-- start of Given information --

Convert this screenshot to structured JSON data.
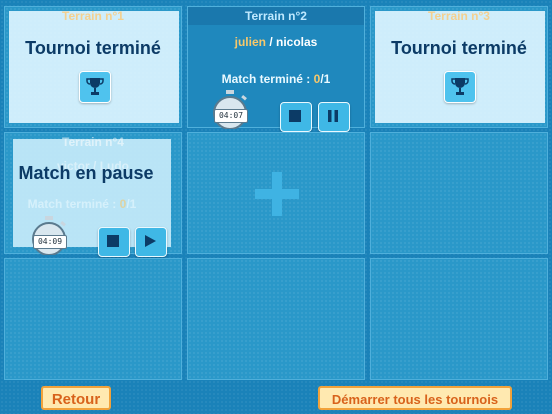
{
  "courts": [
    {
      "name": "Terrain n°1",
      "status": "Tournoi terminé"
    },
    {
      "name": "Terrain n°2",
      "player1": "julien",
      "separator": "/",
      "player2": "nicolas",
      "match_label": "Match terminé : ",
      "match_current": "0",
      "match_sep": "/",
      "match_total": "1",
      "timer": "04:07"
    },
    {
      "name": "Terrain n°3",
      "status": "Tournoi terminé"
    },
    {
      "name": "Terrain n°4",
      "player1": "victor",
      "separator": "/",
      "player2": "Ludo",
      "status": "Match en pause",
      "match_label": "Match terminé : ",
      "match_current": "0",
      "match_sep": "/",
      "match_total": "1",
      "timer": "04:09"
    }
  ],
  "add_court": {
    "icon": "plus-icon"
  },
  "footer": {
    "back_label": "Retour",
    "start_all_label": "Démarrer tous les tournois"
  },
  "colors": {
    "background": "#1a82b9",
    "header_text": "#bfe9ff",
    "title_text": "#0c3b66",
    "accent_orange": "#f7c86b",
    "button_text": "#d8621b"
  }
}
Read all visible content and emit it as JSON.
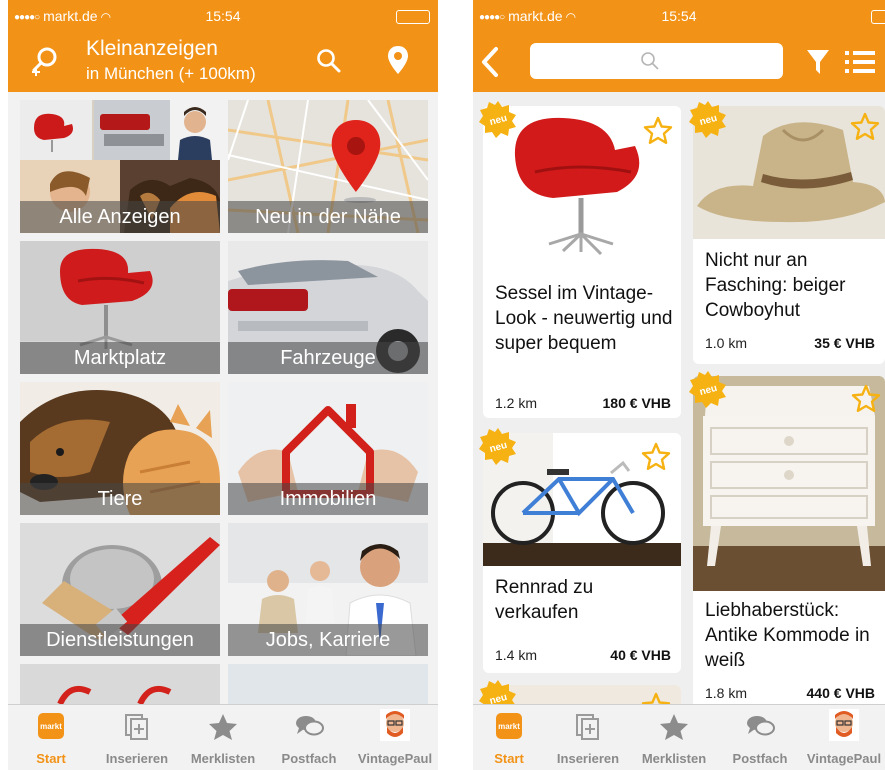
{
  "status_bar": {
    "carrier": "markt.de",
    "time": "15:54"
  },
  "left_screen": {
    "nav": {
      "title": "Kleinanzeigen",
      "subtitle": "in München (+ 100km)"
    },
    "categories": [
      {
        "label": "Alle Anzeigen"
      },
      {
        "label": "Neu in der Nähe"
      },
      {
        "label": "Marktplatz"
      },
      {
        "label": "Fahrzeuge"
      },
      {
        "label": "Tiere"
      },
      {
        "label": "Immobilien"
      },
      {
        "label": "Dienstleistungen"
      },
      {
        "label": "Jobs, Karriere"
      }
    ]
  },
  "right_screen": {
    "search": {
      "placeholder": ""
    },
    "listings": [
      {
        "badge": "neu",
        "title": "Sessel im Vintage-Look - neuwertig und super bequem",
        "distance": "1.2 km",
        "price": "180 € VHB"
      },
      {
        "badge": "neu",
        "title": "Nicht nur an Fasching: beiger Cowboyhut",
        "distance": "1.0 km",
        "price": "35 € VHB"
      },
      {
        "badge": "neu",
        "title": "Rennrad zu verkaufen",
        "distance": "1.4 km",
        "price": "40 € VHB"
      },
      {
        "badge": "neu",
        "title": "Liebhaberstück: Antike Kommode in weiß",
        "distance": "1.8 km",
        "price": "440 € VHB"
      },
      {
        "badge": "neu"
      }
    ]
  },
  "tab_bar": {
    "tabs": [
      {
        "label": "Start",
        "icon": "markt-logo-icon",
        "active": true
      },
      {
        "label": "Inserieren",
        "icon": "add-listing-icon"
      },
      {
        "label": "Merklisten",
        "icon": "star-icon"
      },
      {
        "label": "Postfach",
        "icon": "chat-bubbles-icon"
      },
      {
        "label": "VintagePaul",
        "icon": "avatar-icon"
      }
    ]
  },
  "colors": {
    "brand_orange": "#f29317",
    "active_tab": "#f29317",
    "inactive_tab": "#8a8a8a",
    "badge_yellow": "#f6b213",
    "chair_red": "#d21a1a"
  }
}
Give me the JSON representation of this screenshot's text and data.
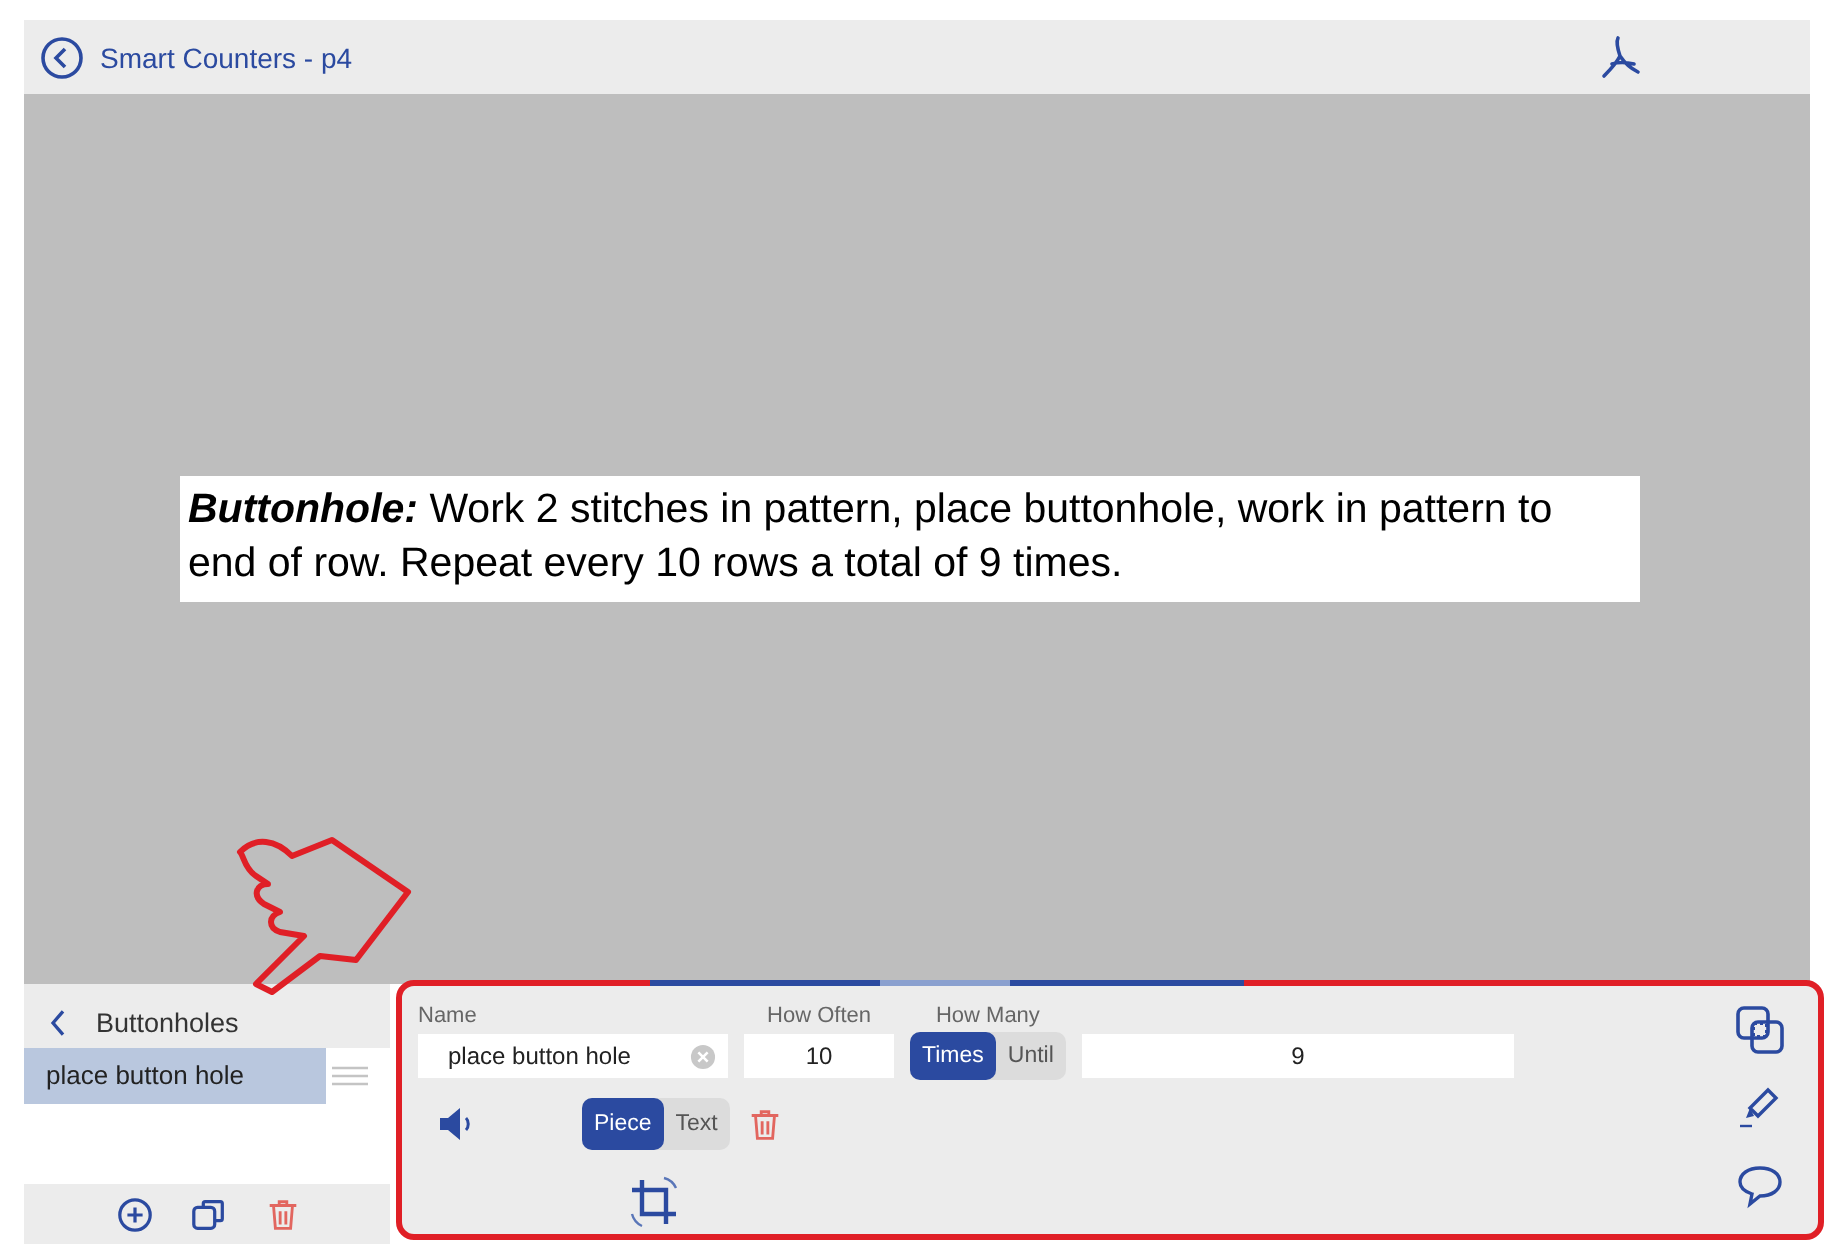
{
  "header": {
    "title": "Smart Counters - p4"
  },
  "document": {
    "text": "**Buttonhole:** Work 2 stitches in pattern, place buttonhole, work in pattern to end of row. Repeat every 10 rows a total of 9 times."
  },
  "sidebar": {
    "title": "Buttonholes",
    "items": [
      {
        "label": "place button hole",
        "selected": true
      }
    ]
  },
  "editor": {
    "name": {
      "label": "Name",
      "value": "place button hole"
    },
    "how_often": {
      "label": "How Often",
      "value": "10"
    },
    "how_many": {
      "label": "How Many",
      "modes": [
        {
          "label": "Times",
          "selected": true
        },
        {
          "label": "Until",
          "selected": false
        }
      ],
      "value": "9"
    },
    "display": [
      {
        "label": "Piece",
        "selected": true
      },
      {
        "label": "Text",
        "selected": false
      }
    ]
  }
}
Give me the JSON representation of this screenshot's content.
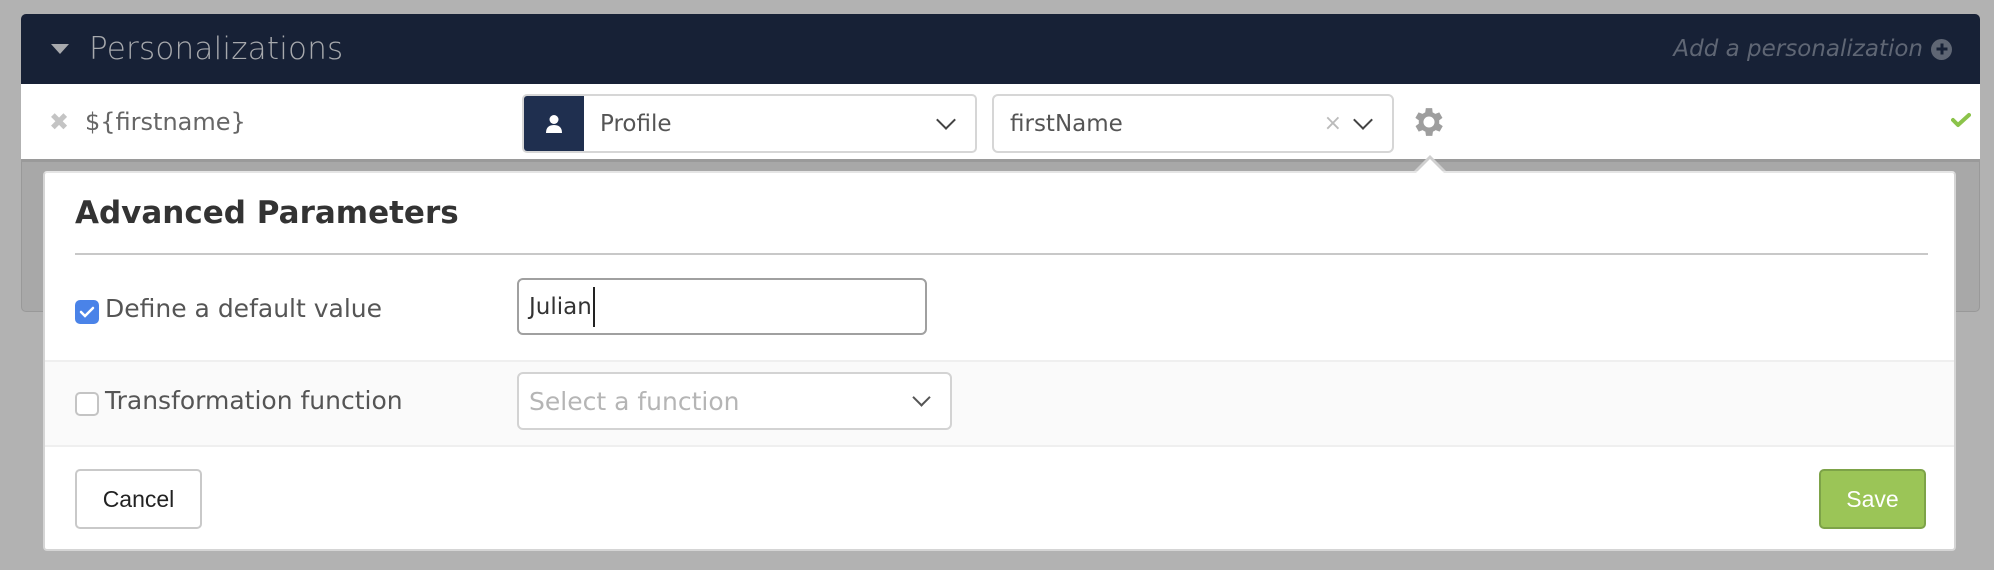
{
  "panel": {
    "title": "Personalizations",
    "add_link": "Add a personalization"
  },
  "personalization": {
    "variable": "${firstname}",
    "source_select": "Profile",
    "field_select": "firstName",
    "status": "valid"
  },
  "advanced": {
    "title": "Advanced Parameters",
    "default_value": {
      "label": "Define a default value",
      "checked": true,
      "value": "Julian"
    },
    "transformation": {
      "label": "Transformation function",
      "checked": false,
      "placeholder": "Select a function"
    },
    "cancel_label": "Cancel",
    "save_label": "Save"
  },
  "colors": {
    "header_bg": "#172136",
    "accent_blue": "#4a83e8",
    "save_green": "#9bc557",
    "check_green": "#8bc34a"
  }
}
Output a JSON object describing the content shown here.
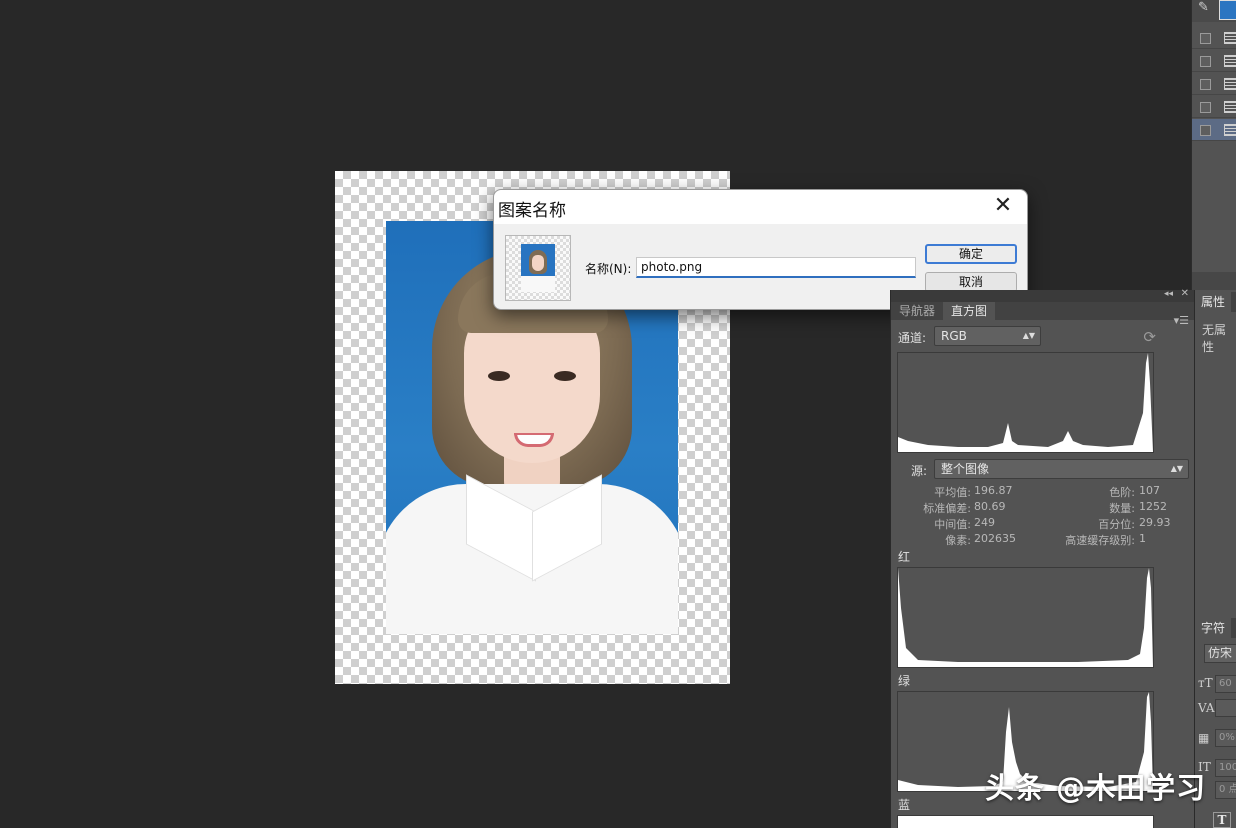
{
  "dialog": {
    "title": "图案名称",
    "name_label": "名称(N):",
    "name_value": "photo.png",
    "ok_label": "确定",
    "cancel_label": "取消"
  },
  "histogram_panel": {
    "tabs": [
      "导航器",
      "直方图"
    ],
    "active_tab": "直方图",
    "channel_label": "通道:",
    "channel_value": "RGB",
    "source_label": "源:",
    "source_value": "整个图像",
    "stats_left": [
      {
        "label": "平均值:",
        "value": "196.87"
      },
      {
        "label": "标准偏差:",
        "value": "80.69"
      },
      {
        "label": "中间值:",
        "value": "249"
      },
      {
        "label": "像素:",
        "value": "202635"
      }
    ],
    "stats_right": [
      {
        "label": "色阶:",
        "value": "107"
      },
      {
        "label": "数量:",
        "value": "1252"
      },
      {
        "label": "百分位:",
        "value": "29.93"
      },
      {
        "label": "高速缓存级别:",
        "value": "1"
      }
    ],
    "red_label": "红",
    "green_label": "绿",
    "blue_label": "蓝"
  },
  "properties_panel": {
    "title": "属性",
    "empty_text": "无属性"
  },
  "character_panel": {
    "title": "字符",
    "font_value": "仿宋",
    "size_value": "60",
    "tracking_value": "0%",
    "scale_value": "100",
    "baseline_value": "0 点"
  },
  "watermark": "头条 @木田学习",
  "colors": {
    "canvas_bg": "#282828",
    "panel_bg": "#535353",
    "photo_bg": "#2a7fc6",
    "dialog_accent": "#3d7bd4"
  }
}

-- end of Given information --

— Task statement —
Omit the pictures, then quote the rest of the material above exactly.

— Output of the exercise —
Convert this screenshot to structured JSON data.
{
  "courts": [
    {
      "name": "Terrain n°1",
      "status": "Tournoi terminé"
    },
    {
      "name": "Terrain n°2",
      "player1": "julien",
      "separator": "/",
      "player2": "nicolas",
      "match_label": "Match terminé : ",
      "match_current": "0",
      "match_sep": "/",
      "match_total": "1",
      "timer": "04:07"
    },
    {
      "name": "Terrain n°3",
      "status": "Tournoi terminé"
    },
    {
      "name": "Terrain n°4",
      "player1": "victor",
      "separator": "/",
      "player2": "Ludo",
      "status": "Match en pause",
      "match_label": "Match terminé : ",
      "match_current": "0",
      "match_sep": "/",
      "match_total": "1",
      "timer": "04:09"
    }
  ],
  "add_court": {
    "icon": "plus-icon"
  },
  "footer": {
    "back_label": "Retour",
    "start_all_label": "Démarrer tous les tournois"
  },
  "colors": {
    "background": "#1a82b9",
    "header_text": "#bfe9ff",
    "title_text": "#0c3b66",
    "accent_orange": "#f7c86b",
    "button_text": "#d8621b"
  }
}
Read all visible content and emit it as JSON.
{
  "status_bar": {
    "carrier": "markt.de",
    "time": "15:54"
  },
  "left_screen": {
    "nav": {
      "title": "Kleinanzeigen",
      "subtitle": "in München (+ 100km)"
    },
    "categories": [
      {
        "label": "Alle Anzeigen"
      },
      {
        "label": "Neu in der Nähe"
      },
      {
        "label": "Marktplatz"
      },
      {
        "label": "Fahrzeuge"
      },
      {
        "label": "Tiere"
      },
      {
        "label": "Immobilien"
      },
      {
        "label": "Dienstleistungen"
      },
      {
        "label": "Jobs, Karriere"
      }
    ]
  },
  "right_screen": {
    "search": {
      "placeholder": ""
    },
    "listings": [
      {
        "badge": "neu",
        "title": "Sessel im Vintage-Look - neuwertig und super bequem",
        "distance": "1.2 km",
        "price": "180 € VHB"
      },
      {
        "badge": "neu",
        "title": "Nicht nur an Fasching: beiger Cowboyhut",
        "distance": "1.0 km",
        "price": "35 € VHB"
      },
      {
        "badge": "neu",
        "title": "Rennrad zu verkaufen",
        "distance": "1.4 km",
        "price": "40 € VHB"
      },
      {
        "badge": "neu",
        "title": "Liebhaberstück: Antike Kommode in weiß",
        "distance": "1.8 km",
        "price": "440 € VHB"
      },
      {
        "badge": "neu"
      }
    ]
  },
  "tab_bar": {
    "tabs": [
      {
        "label": "Start",
        "icon": "markt-logo-icon",
        "active": true
      },
      {
        "label": "Inserieren",
        "icon": "add-listing-icon"
      },
      {
        "label": "Merklisten",
        "icon": "star-icon"
      },
      {
        "label": "Postfach",
        "icon": "chat-bubbles-icon"
      },
      {
        "label": "VintagePaul",
        "icon": "avatar-icon"
      }
    ]
  },
  "colors": {
    "brand_orange": "#f29317",
    "active_tab": "#f29317",
    "inactive_tab": "#8a8a8a",
    "badge_yellow": "#f6b213",
    "chair_red": "#d21a1a"
  }
}
Give me the JSON representation of this screenshot's text and data.
{
  "header": {
    "title": "Smart Counters - p4"
  },
  "document": {
    "text": "**Buttonhole:** Work 2 stitches in pattern, place buttonhole, work in pattern to end of row. Repeat every 10 rows a total of 9 times."
  },
  "sidebar": {
    "title": "Buttonholes",
    "items": [
      {
        "label": "place button hole",
        "selected": true
      }
    ]
  },
  "editor": {
    "name": {
      "label": "Name",
      "value": "place button hole"
    },
    "how_often": {
      "label": "How Often",
      "value": "10"
    },
    "how_many": {
      "label": "How Many",
      "modes": [
        {
          "label": "Times",
          "selected": true
        },
        {
          "label": "Until",
          "selected": false
        }
      ],
      "value": "9"
    },
    "display": [
      {
        "label": "Piece",
        "selected": true
      },
      {
        "label": "Text",
        "selected": false
      }
    ]
  }
}
Give me the JSON representation of this screenshot's content.
{
  "panel": {
    "title": "Personalizations",
    "add_link": "Add a personalization"
  },
  "personalization": {
    "variable": "${firstname}",
    "source_select": "Profile",
    "field_select": "firstName",
    "status": "valid"
  },
  "advanced": {
    "title": "Advanced Parameters",
    "default_value": {
      "label": "Define a default value",
      "checked": true,
      "value": "Julian"
    },
    "transformation": {
      "label": "Transformation function",
      "checked": false,
      "placeholder": "Select a function"
    },
    "cancel_label": "Cancel",
    "save_label": "Save"
  },
  "colors": {
    "header_bg": "#172136",
    "accent_blue": "#4a83e8",
    "save_green": "#9bc557",
    "check_green": "#8bc34a"
  }
}
Output a JSON object describing the content shown here.
{
  "dialog": {
    "title": "图案名称",
    "name_label": "名称(N):",
    "name_value": "photo.png",
    "ok_label": "确定",
    "cancel_label": "取消"
  },
  "histogram_panel": {
    "tabs": [
      "导航器",
      "直方图"
    ],
    "active_tab": "直方图",
    "channel_label": "通道:",
    "channel_value": "RGB",
    "source_label": "源:",
    "source_value": "整个图像",
    "stats_left": [
      {
        "label": "平均值:",
        "value": "196.87"
      },
      {
        "label": "标准偏差:",
        "value": "80.69"
      },
      {
        "label": "中间值:",
        "value": "249"
      },
      {
        "label": "像素:",
        "value": "202635"
      }
    ],
    "stats_right": [
      {
        "label": "色阶:",
        "value": "107"
      },
      {
        "label": "数量:",
        "value": "1252"
      },
      {
        "label": "百分位:",
        "value": "29.93"
      },
      {
        "label": "高速缓存级别:",
        "value": "1"
      }
    ],
    "red_label": "红",
    "green_label": "绿",
    "blue_label": "蓝"
  },
  "properties_panel": {
    "title": "属性",
    "empty_text": "无属性"
  },
  "character_panel": {
    "title": "字符",
    "font_value": "仿宋",
    "size_value": "60",
    "tracking_value": "0%",
    "scale_value": "100",
    "baseline_value": "0 点"
  },
  "watermark": "头条 @木田学习",
  "colors": {
    "canvas_bg": "#282828",
    "panel_bg": "#535353",
    "photo_bg": "#2a7fc6",
    "dialog_accent": "#3d7bd4"
  }
}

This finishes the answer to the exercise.